> **Exercise**
Please give the entries again in full and exactly, without any picture.

============================================================

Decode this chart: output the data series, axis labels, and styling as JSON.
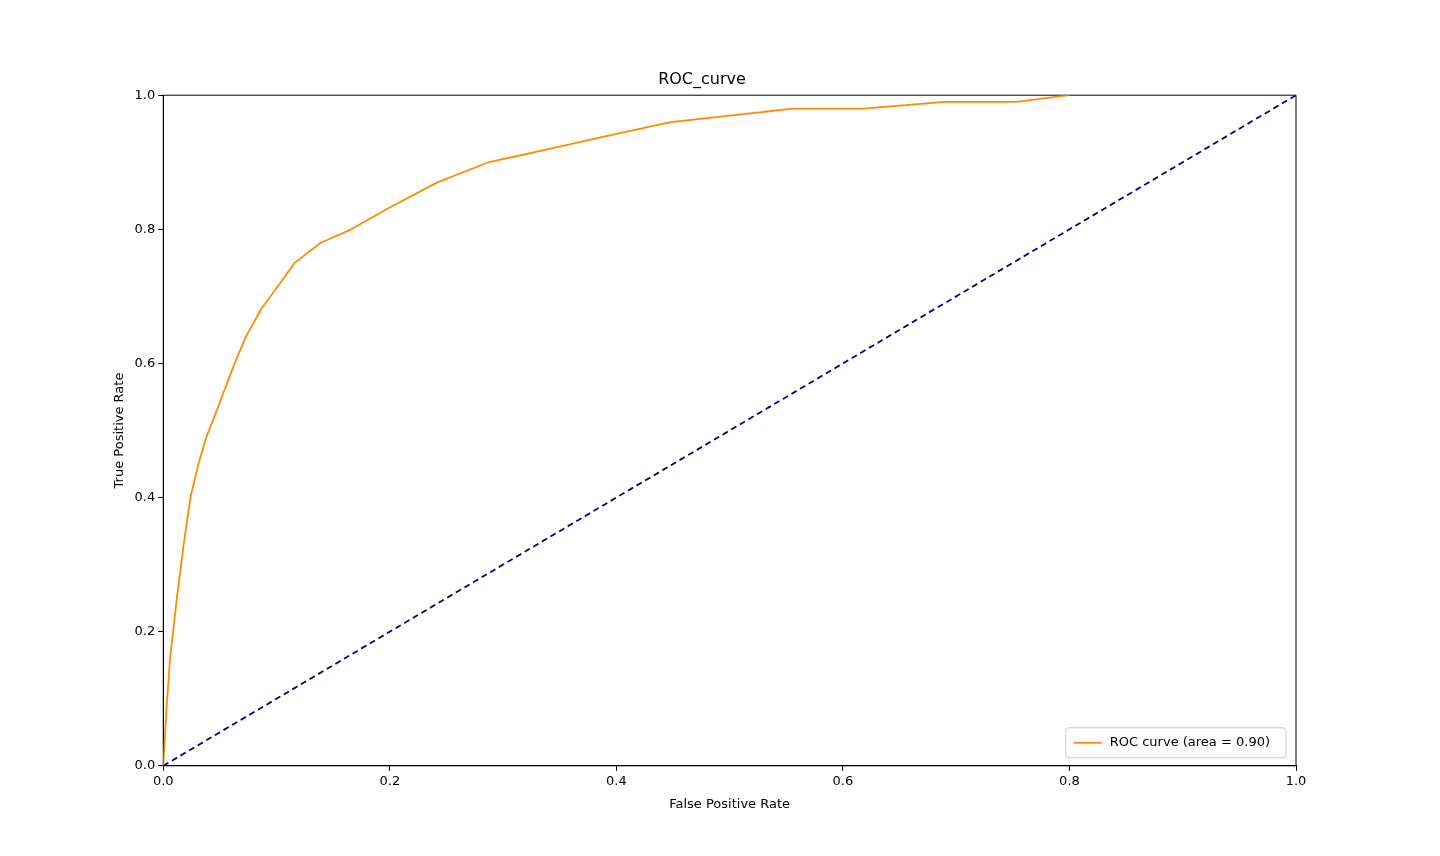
{
  "chart_data": {
    "type": "line",
    "title": "ROC_curve",
    "xlabel": "False Positive Rate",
    "ylabel": "True Positive Rate",
    "xlim": [
      0,
      1
    ],
    "ylim": [
      0,
      1
    ],
    "xticks": [
      {
        "value": 0,
        "label": "0.0"
      },
      {
        "value": 0.2,
        "label": "0.2"
      },
      {
        "value": 0.4,
        "label": "0.4"
      },
      {
        "value": 0.6,
        "label": "0.6"
      },
      {
        "value": 0.8,
        "label": "0.8"
      },
      {
        "value": 1,
        "label": "1.0"
      }
    ],
    "yticks": [
      {
        "value": 0,
        "label": "0.0"
      },
      {
        "value": 0.2,
        "label": "0.2"
      },
      {
        "value": 0.4,
        "label": "0.4"
      },
      {
        "value": 0.6,
        "label": "0.6"
      },
      {
        "value": 0.8,
        "label": "0.8"
      },
      {
        "value": 1,
        "label": "1.0"
      }
    ],
    "grid": false,
    "legend": "bottom right",
    "marker": "none",
    "series": [
      {
        "name": "ROC curve (area = 0.90)",
        "color": "#ff8c00",
        "line_style": "solid",
        "x": [
          0,
          0.003,
          0.006,
          0.012,
          0.018,
          0.024,
          0.031,
          0.038,
          0.045,
          0.054,
          0.063,
          0.073,
          0.086,
          0.099,
          0.116,
          0.139,
          0.166,
          0.197,
          0.242,
          0.287,
          0.341,
          0.394,
          0.448,
          0.502,
          0.556,
          0.618,
          0.69,
          0.753,
          0.8
        ],
        "values": [
          0,
          0.09,
          0.16,
          0.25,
          0.33,
          0.4,
          0.45,
          0.49,
          0.52,
          0.56,
          0.6,
          0.64,
          0.68,
          0.71,
          0.75,
          0.78,
          0.8,
          0.83,
          0.87,
          0.9,
          0.92,
          0.94,
          0.96,
          0.97,
          0.98,
          0.98,
          0.99,
          0.99,
          1
        ]
      },
      {
        "color": "#000080",
        "line_style": "dashed",
        "x": [
          0,
          1
        ],
        "values": [
          0,
          1
        ]
      }
    ]
  }
}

============================================================

> **Response below**
Decode this chart: output the data series, axis labels, and styling as JSON.
{
  "chart_data": {
    "type": "line",
    "title": "ROC_curve",
    "xlabel": "False Positive Rate",
    "ylabel": "True Positive Rate",
    "xlim": [
      0,
      1
    ],
    "ylim": [
      0,
      1
    ],
    "xticks": [
      {
        "value": 0,
        "label": "0.0"
      },
      {
        "value": 0.2,
        "label": "0.2"
      },
      {
        "value": 0.4,
        "label": "0.4"
      },
      {
        "value": 0.6,
        "label": "0.6"
      },
      {
        "value": 0.8,
        "label": "0.8"
      },
      {
        "value": 1,
        "label": "1.0"
      }
    ],
    "yticks": [
      {
        "value": 0,
        "label": "0.0"
      },
      {
        "value": 0.2,
        "label": "0.2"
      },
      {
        "value": 0.4,
        "label": "0.4"
      },
      {
        "value": 0.6,
        "label": "0.6"
      },
      {
        "value": 0.8,
        "label": "0.8"
      },
      {
        "value": 1,
        "label": "1.0"
      }
    ],
    "grid": false,
    "legend": "bottom right",
    "marker": "none",
    "series": [
      {
        "name": "ROC curve (area = 0.90)",
        "color": "#ff8c00",
        "line_style": "solid",
        "x": [
          0,
          0.003,
          0.006,
          0.012,
          0.018,
          0.024,
          0.031,
          0.038,
          0.045,
          0.054,
          0.063,
          0.073,
          0.086,
          0.099,
          0.116,
          0.139,
          0.166,
          0.197,
          0.242,
          0.287,
          0.341,
          0.394,
          0.448,
          0.502,
          0.556,
          0.618,
          0.69,
          0.753,
          0.8
        ],
        "values": [
          0,
          0.09,
          0.16,
          0.25,
          0.33,
          0.4,
          0.45,
          0.49,
          0.52,
          0.56,
          0.6,
          0.64,
          0.68,
          0.71,
          0.75,
          0.78,
          0.8,
          0.83,
          0.87,
          0.9,
          0.92,
          0.94,
          0.96,
          0.97,
          0.98,
          0.98,
          0.99,
          0.99,
          1
        ]
      },
      {
        "color": "#000080",
        "line_style": "dashed",
        "x": [
          0,
          1
        ],
        "values": [
          0,
          1
        ]
      }
    ]
  }
}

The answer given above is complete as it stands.